● Data in this exercise:

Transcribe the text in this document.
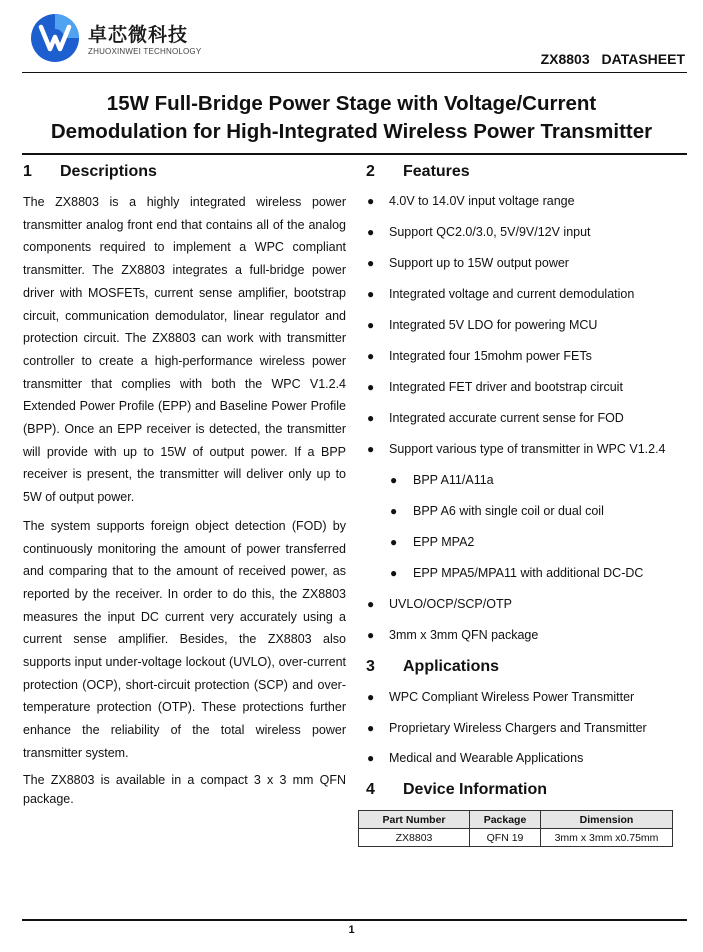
卓芯微科技
ZHUOXINWEI TECHNOLOGY	ZX8803 DATASHEET
15W Full-Bridge Power Stage with Voltage/Current
Demodulation for High-Integrated Wireless Power Transmitter
1 Descriptions

The ZX8803 is a highly integrated wireless power transmitter analog front end that contains all of the analog components required to implement a WPC compliant transmitter. The ZX8803 integrates a full-bridge power driver with MOSFETs, current sense amplifier, bootstrap circuit, communication demodulator, linear regulator and protection circuit. The ZX8803 can work with transmitter controller to create a high-performance wireless power transmitter that complies with both the WPC V1.2.4 Extended Power Profile (EPP) and Baseline Power Profile (BPP). Once an EPP receiver is detected, the transmitter will provide with up to 15W of output power. If a BPP receiver is present, the transmitter will deliver only up to 5W of output power.

The system supports foreign object detection (FOD) by continuously monitoring the amount of power transferred and comparing that to the amount of received power, as reported by the receiver. In order to do this, the ZX8803 measures the input DC current very accurately using a current sense amplifier. Besides, the ZX8803 also supports input under-voltage lockout (UVLO), over-current protection (OCP), short-circuit protection (SCP) and over-temperature protection (OTP). These protections further enhance the reliability of the total wireless power transmitter system.

The ZX8803 is available in a compact 3 x 3 mm QFN package.

2 Features
● 4.0V to 14.0V input voltage range
● Support QC2.0/3.0, 5V/9V/12V input
● Support up to 15W output power
● Integrated voltage and current demodulation
● Integrated 5V LDO for powering MCU
● Integrated four 15mohm power FETs
● Integrated FET driver and bootstrap circuit
● Integrated accurate current sense for FOD
● Support various type of transmitter in WPC V1.2.4
● BPP A11/A11a
● BPP A6 with single coil or dual coil
● EPP MPA2
● EPP MPA5/MPA11 with additional DC-DC
● UVLO/OCP/SCP/OTP
● 3mm x 3mm QFN package
3 Applications
● WPC Compliant Wireless Power Transmitter
● Proprietary Wireless Chargers and Transmitter
● Medical and Wearable Applications
4 Device Information
Part Number	Package	Dimension
ZX8803	QFN 19	3mm x 3mm x0.75mm
1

● Exercise requirements:
Repeat all the data as it stands, dropping any images it holds.

● Answer to this problem:
Transcribe the text in this document.
卓芯微科技
ZHUOXINWEI TECHNOLOGY	ZX8803 DATASHEET
15W Full-Bridge Power Stage with Voltage/Current
Demodulation for High-Integrated Wireless Power Transmitter
1 Descriptions

The ZX8803 is a highly integrated wireless power transmitter analog front end that contains all of the analog components required to implement a WPC compliant transmitter. The ZX8803 integrates a full-bridge power driver with MOSFETs, current sense amplifier, bootstrap circuit, communication demodulator, linear regulator and protection circuit. The ZX8803 can work with transmitter controller to create a high-performance wireless power transmitter that complies with both the WPC V1.2.4 Extended Power Profile (EPP) and Baseline Power Profile (BPP). Once an EPP receiver is detected, the transmitter will provide with up to 15W of output power. If a BPP receiver is present, the transmitter will deliver only up to 5W of output power.

The system supports foreign object detection (FOD) by continuously monitoring the amount of power transferred and comparing that to the amount of received power, as reported by the receiver. In order to do this, the ZX8803 measures the input DC current very accurately using a current sense amplifier. Besides, the ZX8803 also supports input under-voltage lockout (UVLO), over-current protection (OCP), short-circuit protection (SCP) and over-temperature protection (OTP). These protections further enhance the reliability of the total wireless power transmitter system.

The ZX8803 is available in a compact 3 x 3 mm QFN package.

2 Features
● 4.0V to 14.0V input voltage range
● Support QC2.0/3.0, 5V/9V/12V input
● Support up to 15W output power
● Integrated voltage and current demodulation
● Integrated 5V LDO for powering MCU
● Integrated four 15mohm power FETs
● Integrated FET driver and bootstrap circuit
● Integrated accurate current sense for FOD
● Support various type of transmitter in WPC V1.2.4
● BPP A11/A11a
● BPP A6 with single coil or dual coil
● EPP MPA2
● EPP MPA5/MPA11 with additional DC-DC
● UVLO/OCP/SCP/OTP
● 3mm x 3mm QFN package
3 Applications
● WPC Compliant Wireless Power Transmitter
● Proprietary Wireless Chargers and Transmitter
● Medical and Wearable Applications
4 Device Information
Part Number	Package	Dimension
ZX8803	QFN 19	3mm x 3mm x0.75mm
1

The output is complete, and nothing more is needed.